What is being asked
All entries must be repeated exactly; do not include the pictures.

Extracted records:
________________________________________

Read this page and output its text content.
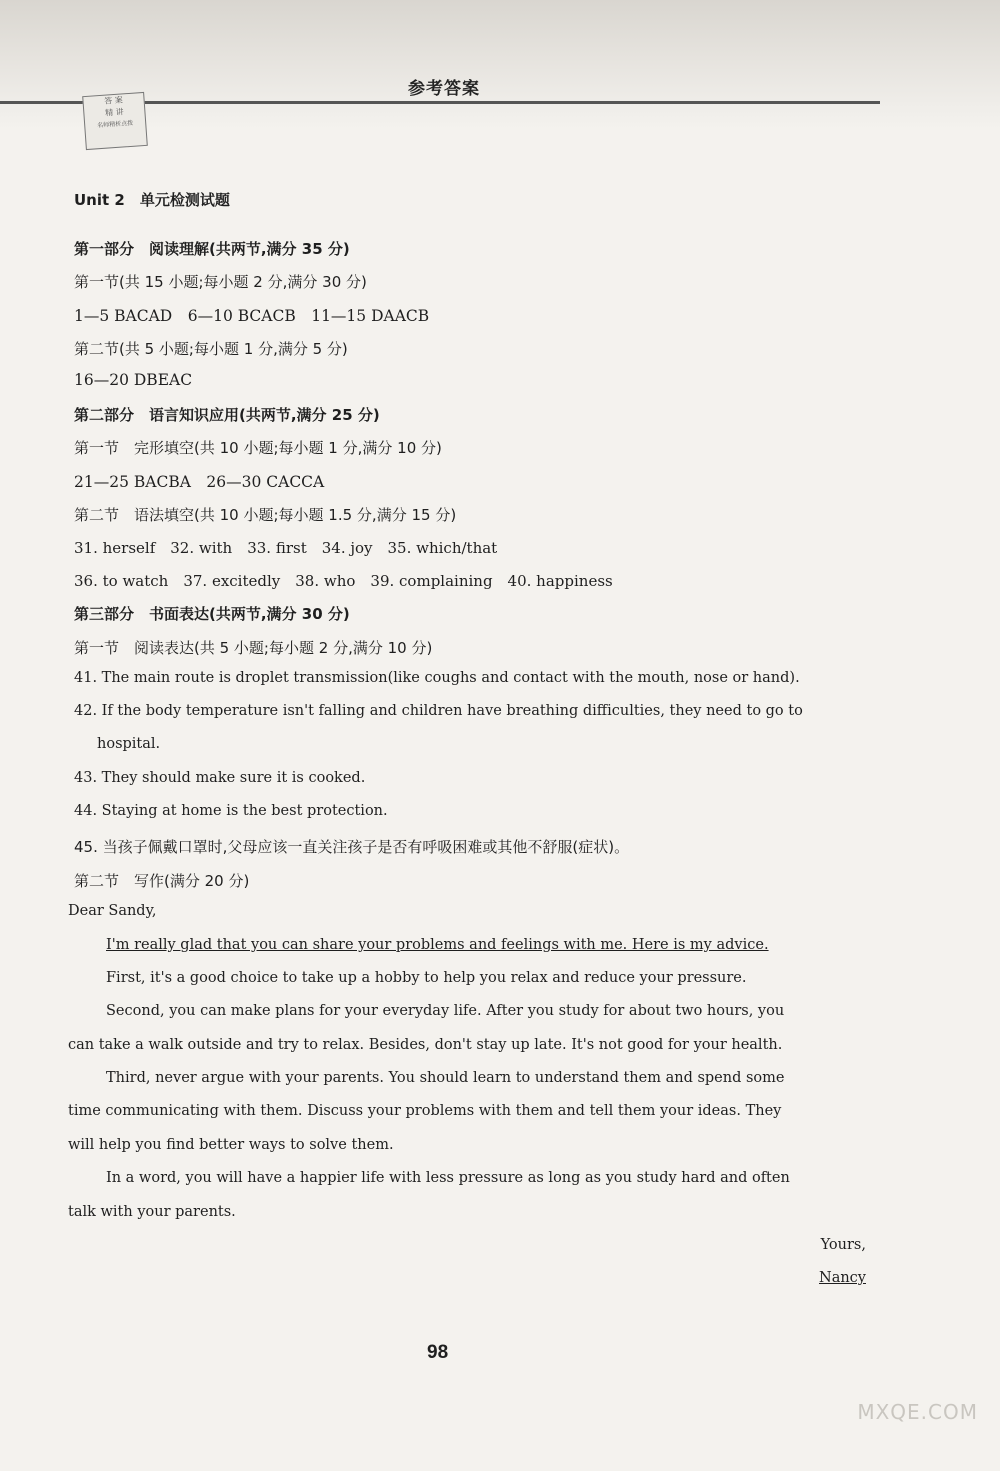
参考答案
答 案
精 讲
名师精析点拨
Unit 2　单元检测试题
第一部分　阅读理解(共两节,满分 35 分)
第一节(共 15 小题;每小题 2 分,满分 30 分)
1—5 BACAD　6—10 BCACB　11—15 DAACB
第二节(共 5 小题;每小题 1 分,满分 5 分)
16—20 DBEAC
第二部分　语言知识应用(共两节,满分 25 分)
第一节　完形填空(共 10 小题;每小题 1 分,满分 10 分)
21—25 BACBA　26—30 CACCA
第二节　语法填空(共 10 小题;每小题 1.5 分,满分 15 分)
31. herself　32. with　33. first　34. joy　35. which/that
36. to watch　37. excitedly　38. who　39. complaining　40. happiness
第三部分　书面表达(共两节,满分 30 分)
第一节　阅读表达(共 5 小题;每小题 2 分,满分 10 分)
41. The main route is droplet transmission(like coughs and contact with the mouth, nose or hand).
42. If the body temperature isn't falling and children have breathing difficulties, they need to go to
hospital.
43. They should make sure it is cooked.
44. Staying at home is the best protection.
45. 当孩子佩戴口罩时,父母应该一直关注孩子是否有呼吸困难或其他不舒服(症状)。
第二节　写作(满分 20 分)
Dear Sandy,
I'm really glad that you can share your problems and feelings with me. Here is my advice.
First, it's a good choice to take up a hobby to help you relax and reduce your pressure.
Second, you can make plans for your everyday life. After you study for about two hours, you
can take a walk outside and try to relax. Besides, don't stay up late. It's not good for your health.
Third, never argue with your parents. You should learn to understand them and spend some
time communicating with them. Discuss your problems with them and tell them your ideas. They
will help you find better ways to solve them.
In a word, you will have a happier life with less pressure as long as you study hard and often
talk with your parents.
Yours,
Nancy
98
MXQE.COM
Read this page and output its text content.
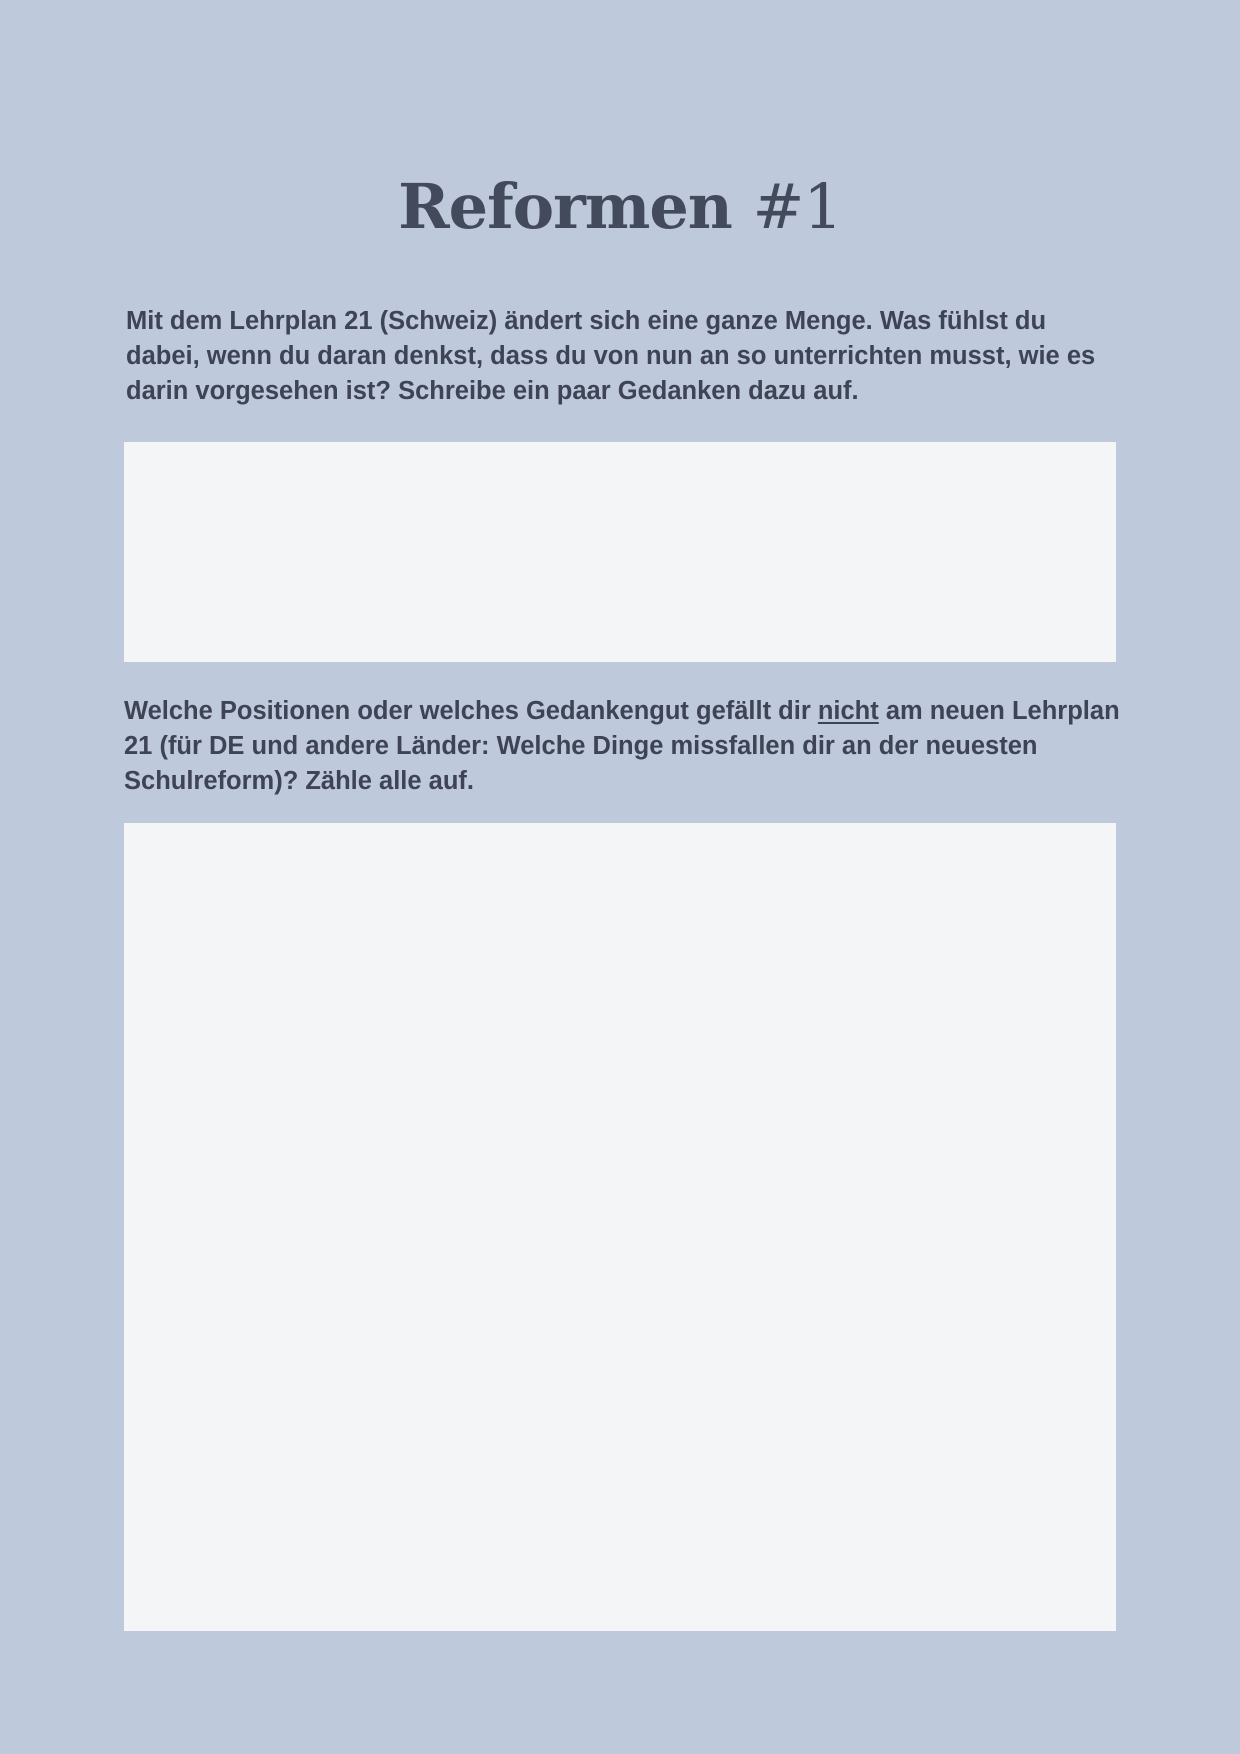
Reformen #1

Mit dem Lehrplan 21 (Schweiz) ändert sich eine ganze Menge. Was fühlst du dabei, wenn du daran denkst, dass du von nun an so unterrichten musst, wie es darin vorgesehen ist? Schreibe ein paar Gedanken dazu auf.

Welche Positionen oder welches Gedankengut gefällt dir nicht am neuen Lehrplan 21 (für DE und andere Länder: Welche Dinge missfallen dir an der neuesten Schulreform)? Zähle alle auf.
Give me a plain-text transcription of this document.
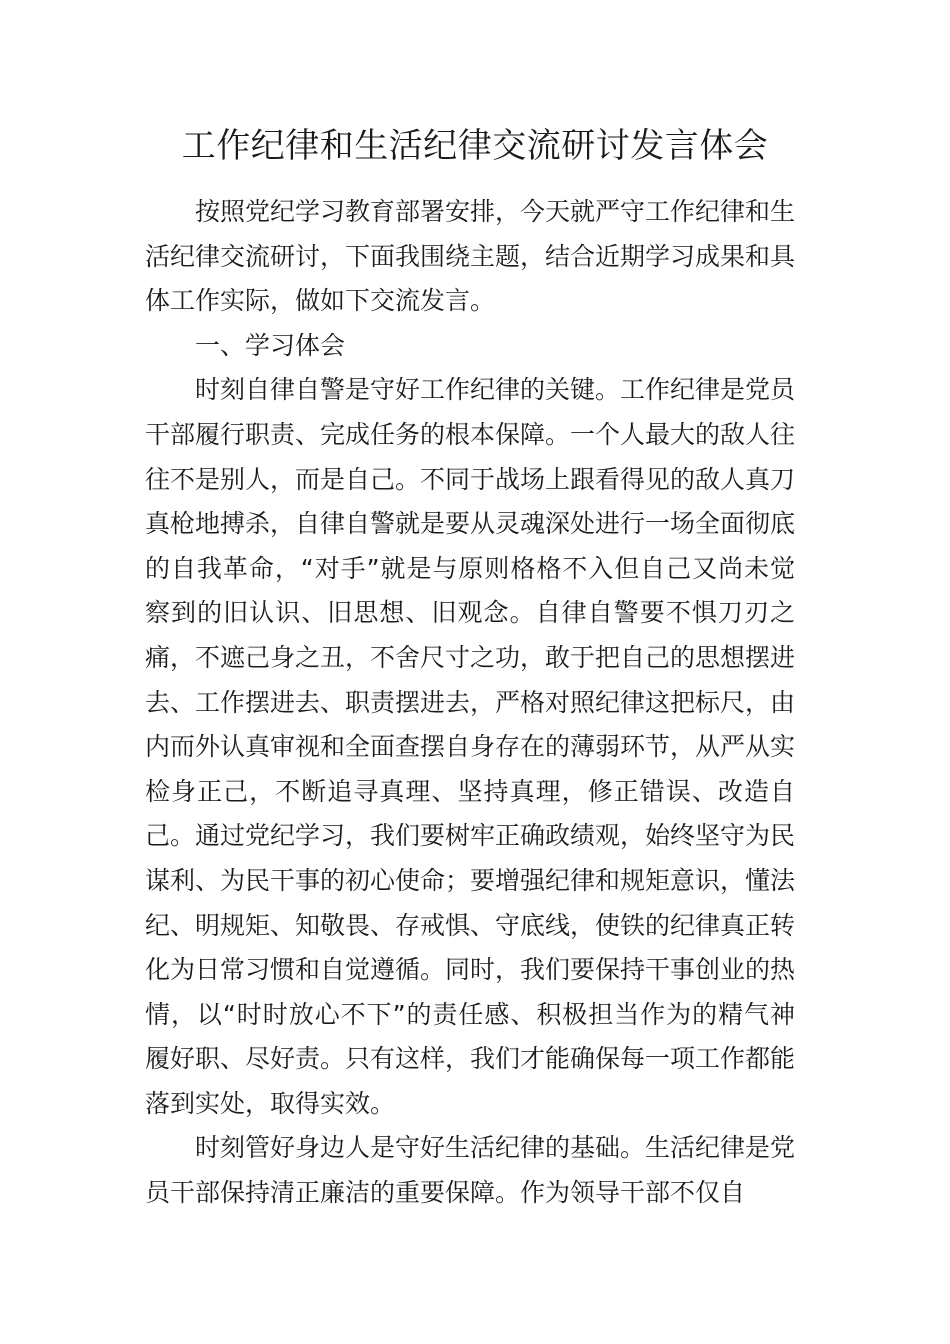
工作纪律和生活纪律交流研讨发言体会

按照党纪学习教育部署安排，今天就严守工作纪律和生活纪律交流研讨，下面我围绕主题，结合近期学习成果和具体工作实际，做如下交流发言。

一、学习体会

时刻自律自警是守好工作纪律的关键。工作纪律是党员干部履行职责、完成任务的根本保障。一个人最大的敌人往往不是别人，而是自己。不同于战场上跟看得见的敌人真刀真枪地搏杀，自律自警就是要从灵魂深处进行一场全面彻底的自我革命，“对手”就是与原则格格不入但自己又尚未觉察到的旧认识、旧思想、旧观念。自律自警要不惧刀刃之痛，不遮己身之丑，不舍尺寸之功，敢于把自己的思想摆进去、工作摆进去、职责摆进去，严格对照纪律这把标尺，由内而外认真审视和全面查摆自身存在的薄弱环节，从严从实检身正己，不断追寻真理、坚持真理，修正错误、改造自己。通过党纪学习，我们要树牢正确政绩观，始终坚守为民谋利、为民干事的初心使命；要增强纪律和规矩意识，懂法纪、明规矩、知敬畏、存戒惧、守底线，使铁的纪律真正转化为日常习惯和自觉遵循。同时，我们要保持干事创业的热情，以“时时放心不下”的责任感、积极担当作为的精气神履好职、尽好责。只有这样，我们才能确保每一项工作都能落到实处，取得实效。

时刻管好身边人是守好生活纪律的基础。生活纪律是党员干部保持清正廉洁的重要保障。作为领导干部不仅自
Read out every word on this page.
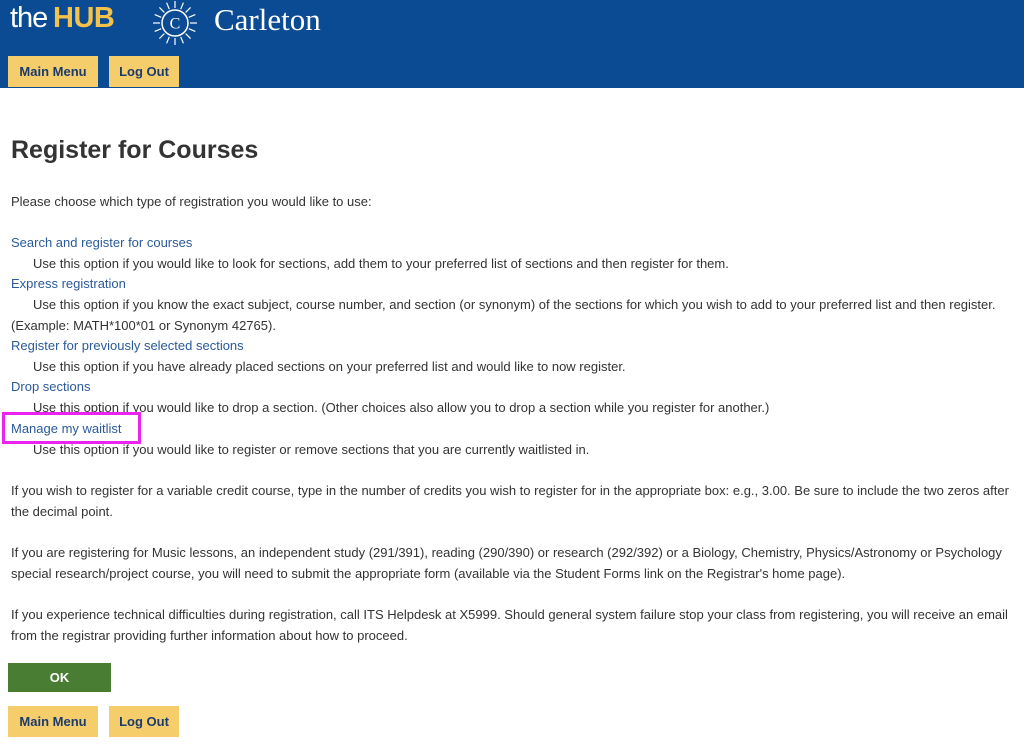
the HUB	C Carleton
Main Menu	Log Out
Register for Courses
Please choose which type of registration you would like to use:
Search and register for courses
Use this option if you would like to look for sections, add them to your preferred list of sections and then register for them.
Express registration
Use this option if you know the exact subject, course number, and section (or synonym) of the sections for which you wish to add to your preferred list and then register. (Example: MATH*100*01 or Synonym 42765).
Register for previously selected sections
Use this option if you have already placed sections on your preferred list and would like to now register.
Drop sections
Use this option if you would like to drop a section. (Other choices also allow you to drop a section while you register for another.)
Manage my waitlist
Use this option if you would like to register or remove sections that you are currently waitlisted in.
If you wish to register for a variable credit course, type in the number of credits you wish to register for in the appropriate box: e.g., 3.00. Be sure to include the two zeros after the decimal point.
If you are registering for Music lessons, an independent study (291/391), reading (290/390) or research (292/392) or a Biology, Chemistry, Physics/Astronomy or Psychology special research/project course, you will need to submit the appropriate form (available via the Student Forms link on the Registrar's home page).
If you experience technical difficulties during registration, call ITS Helpdesk at X5999. Should general system failure stop your class from registering, you will receive an email from the registrar providing further information about how to proceed.
OK
Main Menu	Log Out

________________________________________

Worked answer
Read this page and output its text content.
参考答案
答 案
精 讲
名师精析点拨
Unit 2　单元检测试题
第一部分　阅读理解(共两节,满分 35 分)
第一节(共 15 小题;每小题 2 分,满分 30 分)
1—5 BACAD　6—10 BCACB　11—15 DAACB
第二节(共 5 小题;每小题 1 分,满分 5 分)
16—20 DBEAC
第二部分　语言知识应用(共两节,满分 25 分)
第一节　完形填空(共 10 小题;每小题 1 分,满分 10 分)
21—25 BACBA　26—30 CACCA
第二节　语法填空(共 10 小题;每小题 1.5 分,满分 15 分)
31. herself　32. with　33. first　34. joy　35. which/that
36. to watch　37. excitedly　38. who　39. complaining　40. happiness
第三部分　书面表达(共两节,满分 30 分)
第一节　阅读表达(共 5 小题;每小题 2 分,满分 10 分)
41. The main route is droplet transmission(like coughs and contact with the mouth, nose or hand).
42. If the body temperature isn't falling and children have breathing difficulties, they need to go to
hospital.
43. They should make sure it is cooked.
44. Staying at home is the best protection.
45. 当孩子佩戴口罩时,父母应该一直关注孩子是否有呼吸困难或其他不舒服(症状)。
第二节　写作(满分 20 分)
Dear Sandy,
I'm really glad that you can share your problems and feelings with me. Here is my advice.
First, it's a good choice to take up a hobby to help you relax and reduce your pressure.
Second, you can make plans for your everyday life. After you study for about two hours, you
can take a walk outside and try to relax. Besides, don't stay up late. It's not good for your health.
Third, never argue with your parents. You should learn to understand them and spend some
time communicating with them. Discuss your problems with them and tell them your ideas. They
will help you find better ways to solve them.
In a word, you will have a happier life with less pressure as long as you study hard and often
talk with your parents.
Yours,
Nancy
98
MXQE.COM
Read this page and output its text content.
Reformen #1

Mit dem Lehrplan 21 (Schweiz) ändert sich eine ganze Menge. Was fühlst du dabei, wenn du daran denkst, dass du von nun an so unterrichten musst, wie es darin vorgesehen ist? Schreibe ein paar Gedanken dazu auf.

Welche Positionen oder welches Gedankengut gefällt dir nicht am neuen Lehrplan 21 (für DE und andere Länder: Welche Dinge missfallen dir an der neuesten Schulreform)? Zähle alle auf.
Give me a plain-text transcription of this document.
工作纪律和生活纪律交流研讨发言体会

按照党纪学习教育部署安排，今天就严守工作纪律和生活纪律交流研讨，下面我围绕主题，结合近期学习成果和具体工作实际，做如下交流发言。

一、学习体会

时刻自律自警是守好工作纪律的关键。工作纪律是党员干部履行职责、完成任务的根本保障。一个人最大的敌人往往不是别人，而是自己。不同于战场上跟看得见的敌人真刀真枪地搏杀，自律自警就是要从灵魂深处进行一场全面彻底的自我革命，“对手”就是与原则格格不入但自己又尚未觉察到的旧认识、旧思想、旧观念。自律自警要不惧刀刃之痛，不遮己身之丑，不舍尺寸之功，敢于把自己的思想摆进去、工作摆进去、职责摆进去，严格对照纪律这把标尺，由内而外认真审视和全面查摆自身存在的薄弱环节，从严从实检身正己，不断追寻真理、坚持真理，修正错误、改造自己。通过党纪学习，我们要树牢正确政绩观，始终坚守为民谋利、为民干事的初心使命；要增强纪律和规矩意识，懂法纪、明规矩、知敬畏、存戒惧、守底线，使铁的纪律真正转化为日常习惯和自觉遵循。同时，我们要保持干事创业的热情，以“时时放心不下”的责任感、积极担当作为的精气神履好职、尽好责。只有这样，我们才能确保每一项工作都能落到实处，取得实效。

时刻管好身边人是守好生活纪律的基础。生活纪律是党员干部保持清正廉洁的重要保障。作为领导干部不仅自
Read out every word on this page.
the HUB	C Carleton
Main Menu	Log Out
Register for Courses
Please choose which type of registration you would like to use:
Search and register for courses
Use this option if you would like to look for sections, add them to your preferred list of sections and then register for them.
Express registration
Use this option if you know the exact subject, course number, and section (or synonym) of the sections for which you wish to add to your preferred list and then register. (Example: MATH*100*01 or Synonym 42765).
Register for previously selected sections
Use this option if you have already placed sections on your preferred list and would like to now register.
Drop sections
Use this option if you would like to drop a section. (Other choices also allow you to drop a section while you register for another.)
Manage my waitlist
Use this option if you would like to register or remove sections that you are currently waitlisted in.
If you wish to register for a variable credit course, type in the number of credits you wish to register for in the appropriate box: e.g., 3.00. Be sure to include the two zeros after the decimal point.
If you are registering for Music lessons, an independent study (291/391), reading (290/390) or research (292/392) or a Biology, Chemistry, Physics/Astronomy or Psychology special research/project course, you will need to submit the appropriate form (available via the Student Forms link on the Registrar's home page).
If you experience technical difficulties during registration, call ITS Helpdesk at X5999. Should general system failure stop your class from registering, you will receive an email from the registrar providing further information about how to proceed.
OK
Main Menu	Log Out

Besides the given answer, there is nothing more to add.